**Stated goal**
Without the pictures, set down the records below word for word.

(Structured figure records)
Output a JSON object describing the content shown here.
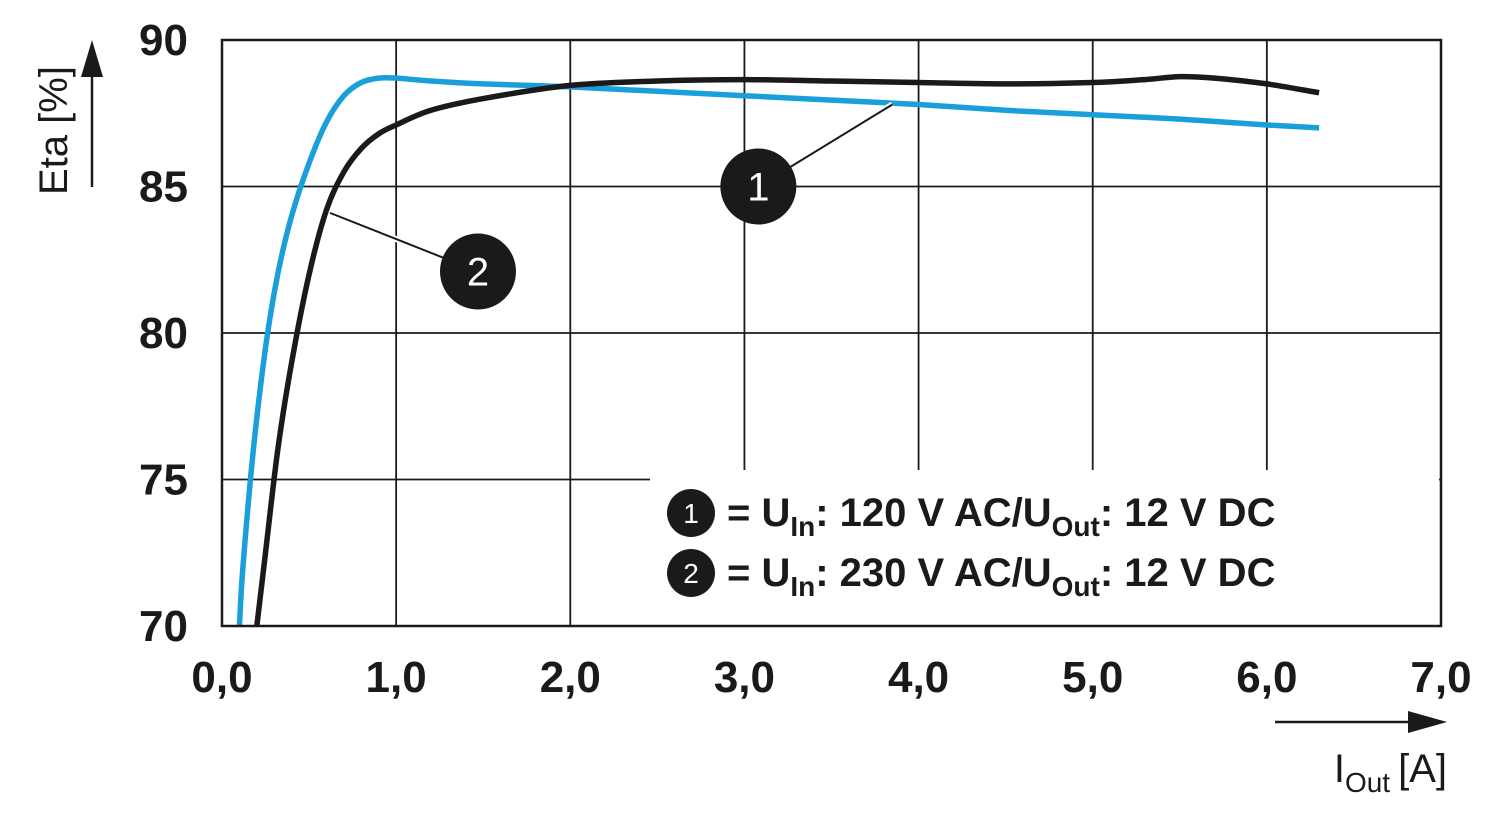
{
  "chart_data": {
    "type": "line",
    "xlabel": "I",
    "xlabel_sub": "Out",
    "xlabel_unit": "[A]",
    "ylabel": "Eta [%]",
    "xlim": [
      0,
      7
    ],
    "ylim": [
      70,
      90
    ],
    "x_ticks": [
      "0,0",
      "1,0",
      "2,0",
      "3,0",
      "4,0",
      "5,0",
      "6,0",
      "7,0"
    ],
    "y_ticks": [
      "70",
      "75",
      "80",
      "85",
      "90"
    ],
    "grid": true,
    "series": [
      {
        "name": "1",
        "color": "#1a9fdb",
        "x": [
          0.1,
          0.12,
          0.18,
          0.25,
          0.32,
          0.4,
          0.5,
          0.6,
          0.7,
          0.8,
          0.9,
          1.0,
          1.2,
          1.5,
          2.0,
          2.5,
          3.0,
          3.5,
          4.0,
          4.5,
          5.0,
          5.5,
          6.0,
          6.3
        ],
        "y": [
          70.0,
          72.0,
          76.0,
          79.5,
          82.0,
          84.0,
          85.8,
          87.2,
          88.1,
          88.55,
          88.7,
          88.7,
          88.6,
          88.5,
          88.4,
          88.25,
          88.1,
          87.95,
          87.8,
          87.6,
          87.45,
          87.3,
          87.1,
          87.0
        ]
      },
      {
        "name": "2",
        "color": "#1a1a1a",
        "x": [
          0.2,
          0.25,
          0.32,
          0.4,
          0.5,
          0.6,
          0.7,
          0.8,
          0.9,
          1.0,
          1.2,
          1.5,
          2.0,
          2.5,
          3.0,
          3.5,
          4.0,
          4.5,
          5.0,
          5.3,
          5.5,
          5.7,
          6.0,
          6.3
        ],
        "y": [
          70.0,
          72.5,
          76.0,
          79.0,
          82.0,
          84.2,
          85.5,
          86.3,
          86.8,
          87.1,
          87.6,
          88.0,
          88.45,
          88.6,
          88.65,
          88.6,
          88.55,
          88.5,
          88.55,
          88.65,
          88.75,
          88.7,
          88.5,
          88.2
        ]
      }
    ],
    "callouts": [
      {
        "label": "1",
        "point_x": 3.85,
        "point_y": 87.8,
        "badge_x": 3.08,
        "badge_y": 85.0
      },
      {
        "label": "2",
        "point_x": 0.62,
        "point_y": 84.1,
        "badge_x": 1.47,
        "badge_y": 82.1
      }
    ],
    "legend": {
      "position": "bottom-right",
      "entries": [
        {
          "badge": "1",
          "eq": "= U",
          "sub1": "In",
          "mid": ": 120 V AC/U",
          "sub2": "Out",
          "end": ": 12 V DC"
        },
        {
          "badge": "2",
          "eq": "= U",
          "sub1": "In",
          "mid": ": 230 V AC/U",
          "sub2": "Out",
          "end": ": 12 V DC"
        }
      ]
    }
  }
}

**Output below**
Output a JSON object describing the content shown here.
{
  "chart_data": {
    "type": "line",
    "xlabel": "I",
    "xlabel_sub": "Out",
    "xlabel_unit": "[A]",
    "ylabel": "Eta [%]",
    "xlim": [
      0,
      7
    ],
    "ylim": [
      70,
      90
    ],
    "x_ticks": [
      "0,0",
      "1,0",
      "2,0",
      "3,0",
      "4,0",
      "5,0",
      "6,0",
      "7,0"
    ],
    "y_ticks": [
      "70",
      "75",
      "80",
      "85",
      "90"
    ],
    "grid": true,
    "series": [
      {
        "name": "1",
        "color": "#1a9fdb",
        "x": [
          0.1,
          0.12,
          0.18,
          0.25,
          0.32,
          0.4,
          0.5,
          0.6,
          0.7,
          0.8,
          0.9,
          1.0,
          1.2,
          1.5,
          2.0,
          2.5,
          3.0,
          3.5,
          4.0,
          4.5,
          5.0,
          5.5,
          6.0,
          6.3
        ],
        "y": [
          70.0,
          72.0,
          76.0,
          79.5,
          82.0,
          84.0,
          85.8,
          87.2,
          88.1,
          88.55,
          88.7,
          88.7,
          88.6,
          88.5,
          88.4,
          88.25,
          88.1,
          87.95,
          87.8,
          87.6,
          87.45,
          87.3,
          87.1,
          87.0
        ]
      },
      {
        "name": "2",
        "color": "#1a1a1a",
        "x": [
          0.2,
          0.25,
          0.32,
          0.4,
          0.5,
          0.6,
          0.7,
          0.8,
          0.9,
          1.0,
          1.2,
          1.5,
          2.0,
          2.5,
          3.0,
          3.5,
          4.0,
          4.5,
          5.0,
          5.3,
          5.5,
          5.7,
          6.0,
          6.3
        ],
        "y": [
          70.0,
          72.5,
          76.0,
          79.0,
          82.0,
          84.2,
          85.5,
          86.3,
          86.8,
          87.1,
          87.6,
          88.0,
          88.45,
          88.6,
          88.65,
          88.6,
          88.55,
          88.5,
          88.55,
          88.65,
          88.75,
          88.7,
          88.5,
          88.2
        ]
      }
    ],
    "callouts": [
      {
        "label": "1",
        "point_x": 3.85,
        "point_y": 87.8,
        "badge_x": 3.08,
        "badge_y": 85.0
      },
      {
        "label": "2",
        "point_x": 0.62,
        "point_y": 84.1,
        "badge_x": 1.47,
        "badge_y": 82.1
      }
    ],
    "legend": {
      "position": "bottom-right",
      "entries": [
        {
          "badge": "1",
          "eq": "= U",
          "sub1": "In",
          "mid": ": 120 V AC/U",
          "sub2": "Out",
          "end": ": 12 V DC"
        },
        {
          "badge": "2",
          "eq": "= U",
          "sub1": "In",
          "mid": ": 230 V AC/U",
          "sub2": "Out",
          "end": ": 12 V DC"
        }
      ]
    }
  }
}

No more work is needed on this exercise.